Collected data entries
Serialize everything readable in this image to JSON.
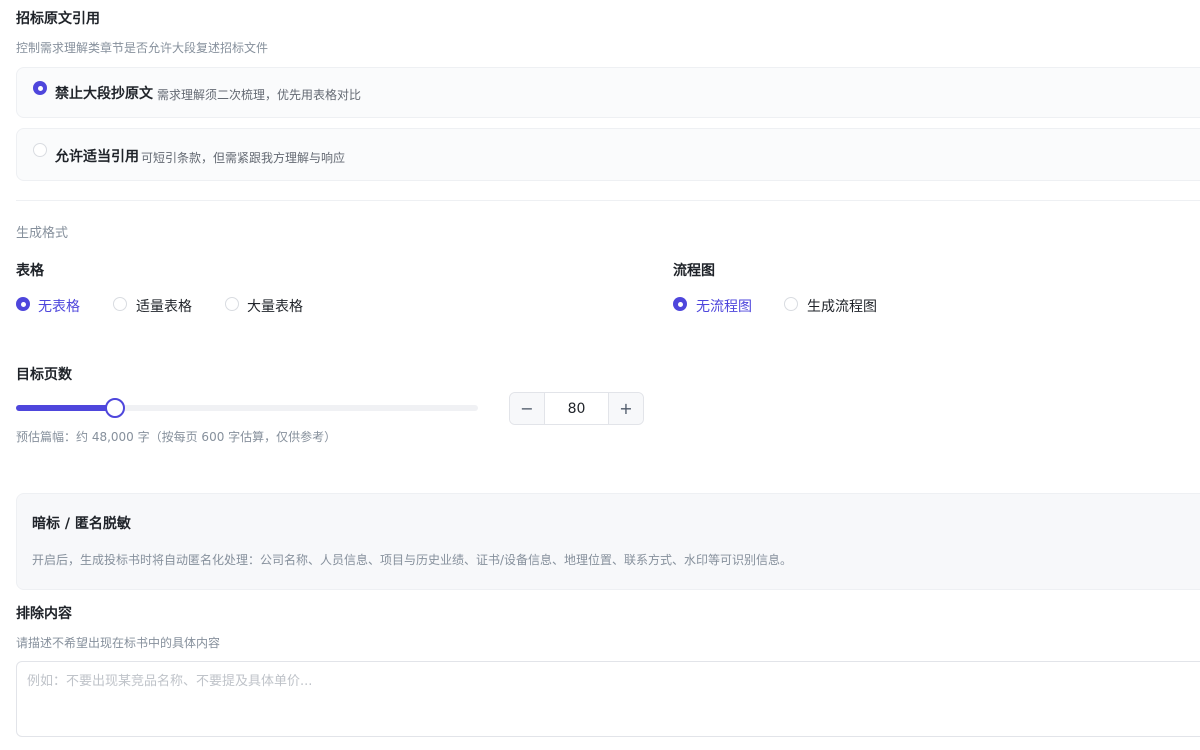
{
  "citation": {
    "title": "招标原文引用",
    "subtitle": "控制需求理解类章节是否允许大段复述招标文件",
    "options": [
      {
        "label": "禁止大段抄原文",
        "desc": "需求理解须二次梳理，优先用表格对比",
        "checked": true
      },
      {
        "label": "允许适当引用",
        "desc": "可短引条款，但需紧跟我方理解与响应",
        "checked": false
      }
    ]
  },
  "format": {
    "title": "生成格式",
    "table": {
      "label": "表格",
      "options": [
        "无表格",
        "适量表格",
        "大量表格"
      ],
      "selected": "无表格"
    },
    "flowchart": {
      "label": "流程图",
      "options": [
        "无流程图",
        "生成流程图"
      ],
      "selected": "无流程图"
    }
  },
  "pages": {
    "label": "目标页数",
    "value": "80",
    "min_symbol": "−",
    "plus_symbol": "+",
    "slider_fraction": 0.215,
    "estimate": "预估篇幅：约 48,000 字（按每页 600 字估算，仅供参考）"
  },
  "anonymize": {
    "title": "暗标 / 匿名脱敏",
    "desc": "开启后，生成投标书时将自动匿名化处理：公司名称、人员信息、项目与历史业绩、证书/设备信息、地理位置、联系方式、水印等可识别信息。"
  },
  "exclude": {
    "title": "排除内容",
    "subtitle": "请描述不希望出现在标书中的具体内容",
    "placeholder": "例如：不要出现某竞品名称、不要提及具体单价...",
    "value": ""
  },
  "colors": {
    "accent": "#4e46dc"
  }
}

#### TASK INSTRUCTIONS
Repeat the data exactly, dropping every picture it holds.

#### ANSWER BELOW
Serialize everything readable in this image to JSON.
{
  "citation": {
    "title": "招标原文引用",
    "subtitle": "控制需求理解类章节是否允许大段复述招标文件",
    "options": [
      {
        "label": "禁止大段抄原文",
        "desc": "需求理解须二次梳理，优先用表格对比",
        "checked": true
      },
      {
        "label": "允许适当引用",
        "desc": "可短引条款，但需紧跟我方理解与响应",
        "checked": false
      }
    ]
  },
  "format": {
    "title": "生成格式",
    "table": {
      "label": "表格",
      "options": [
        "无表格",
        "适量表格",
        "大量表格"
      ],
      "selected": "无表格"
    },
    "flowchart": {
      "label": "流程图",
      "options": [
        "无流程图",
        "生成流程图"
      ],
      "selected": "无流程图"
    }
  },
  "pages": {
    "label": "目标页数",
    "value": "80",
    "min_symbol": "−",
    "plus_symbol": "+",
    "slider_fraction": 0.215,
    "estimate": "预估篇幅：约 48,000 字（按每页 600 字估算，仅供参考）"
  },
  "anonymize": {
    "title": "暗标 / 匿名脱敏",
    "desc": "开启后，生成投标书时将自动匿名化处理：公司名称、人员信息、项目与历史业绩、证书/设备信息、地理位置、联系方式、水印等可识别信息。"
  },
  "exclude": {
    "title": "排除内容",
    "subtitle": "请描述不希望出现在标书中的具体内容",
    "placeholder": "例如：不要出现某竞品名称、不要提及具体单价...",
    "value": ""
  },
  "colors": {
    "accent": "#4e46dc"
  }
}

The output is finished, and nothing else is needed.